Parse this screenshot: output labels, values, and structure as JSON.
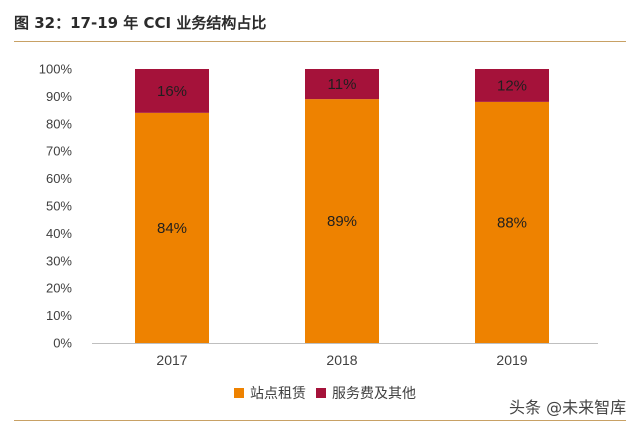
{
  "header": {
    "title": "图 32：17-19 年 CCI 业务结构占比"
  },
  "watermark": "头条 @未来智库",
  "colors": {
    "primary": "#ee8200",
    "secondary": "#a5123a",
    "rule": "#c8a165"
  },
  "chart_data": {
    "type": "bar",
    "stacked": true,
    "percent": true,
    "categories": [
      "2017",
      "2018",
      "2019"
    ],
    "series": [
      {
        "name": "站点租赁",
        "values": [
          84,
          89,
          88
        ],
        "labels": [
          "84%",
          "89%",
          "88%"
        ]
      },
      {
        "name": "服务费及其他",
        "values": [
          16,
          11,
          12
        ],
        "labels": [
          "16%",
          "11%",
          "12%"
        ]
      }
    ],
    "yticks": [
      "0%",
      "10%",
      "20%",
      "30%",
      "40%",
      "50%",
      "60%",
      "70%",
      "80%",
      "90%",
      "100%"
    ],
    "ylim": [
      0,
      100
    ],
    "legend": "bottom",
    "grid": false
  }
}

--

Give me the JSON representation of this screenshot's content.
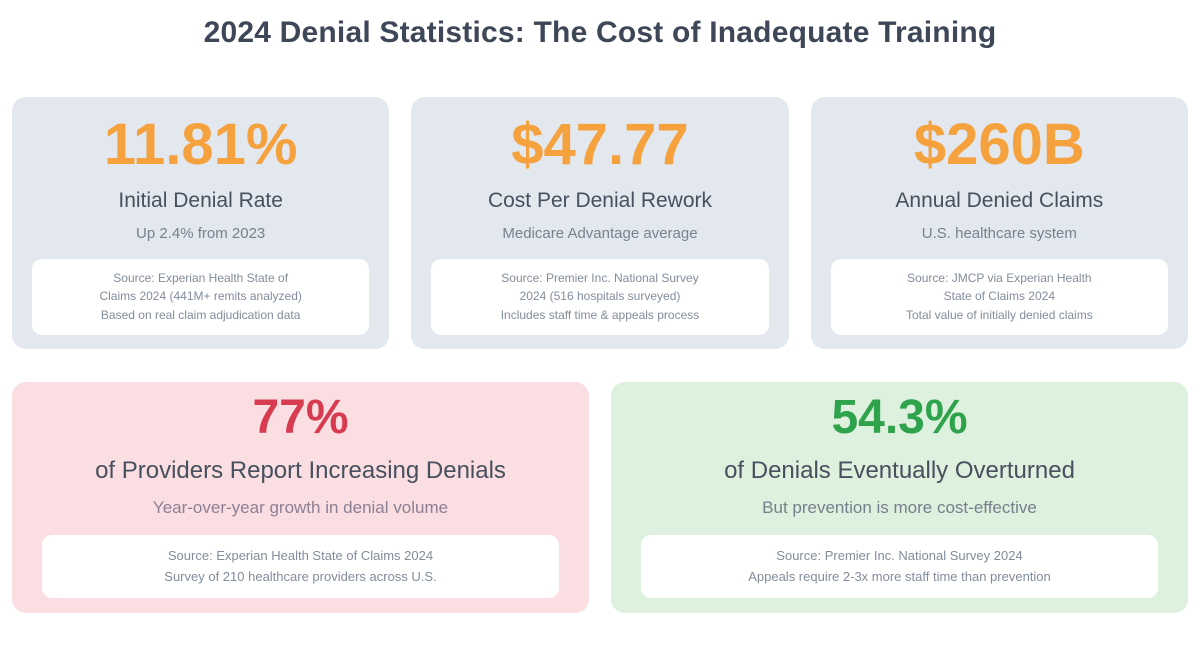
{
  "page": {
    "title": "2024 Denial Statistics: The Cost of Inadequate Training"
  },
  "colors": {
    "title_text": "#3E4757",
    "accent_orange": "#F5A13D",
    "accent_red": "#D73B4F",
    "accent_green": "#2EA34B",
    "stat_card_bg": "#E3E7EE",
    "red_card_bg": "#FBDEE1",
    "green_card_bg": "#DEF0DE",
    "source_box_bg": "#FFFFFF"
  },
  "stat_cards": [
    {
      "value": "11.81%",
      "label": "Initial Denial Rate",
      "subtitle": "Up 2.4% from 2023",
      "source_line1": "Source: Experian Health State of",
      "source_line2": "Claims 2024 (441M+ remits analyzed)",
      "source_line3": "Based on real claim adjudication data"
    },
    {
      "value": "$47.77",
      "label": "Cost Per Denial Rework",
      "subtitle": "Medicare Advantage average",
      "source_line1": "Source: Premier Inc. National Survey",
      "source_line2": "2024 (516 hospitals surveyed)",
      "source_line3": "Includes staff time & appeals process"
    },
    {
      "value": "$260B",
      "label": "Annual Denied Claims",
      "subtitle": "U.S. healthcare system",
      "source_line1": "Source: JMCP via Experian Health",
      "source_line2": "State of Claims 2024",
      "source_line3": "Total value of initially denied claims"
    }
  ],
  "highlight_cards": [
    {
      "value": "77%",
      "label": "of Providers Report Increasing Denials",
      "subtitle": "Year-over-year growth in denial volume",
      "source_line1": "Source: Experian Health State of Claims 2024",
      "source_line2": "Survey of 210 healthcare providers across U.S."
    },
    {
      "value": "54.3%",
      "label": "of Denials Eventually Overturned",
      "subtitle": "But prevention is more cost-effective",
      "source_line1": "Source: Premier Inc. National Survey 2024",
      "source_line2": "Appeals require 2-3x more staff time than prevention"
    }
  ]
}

**THE EXERCISE**
Count the lines in the records above that hold the word "State", and give only that number.

**FULL RESPONSE**
3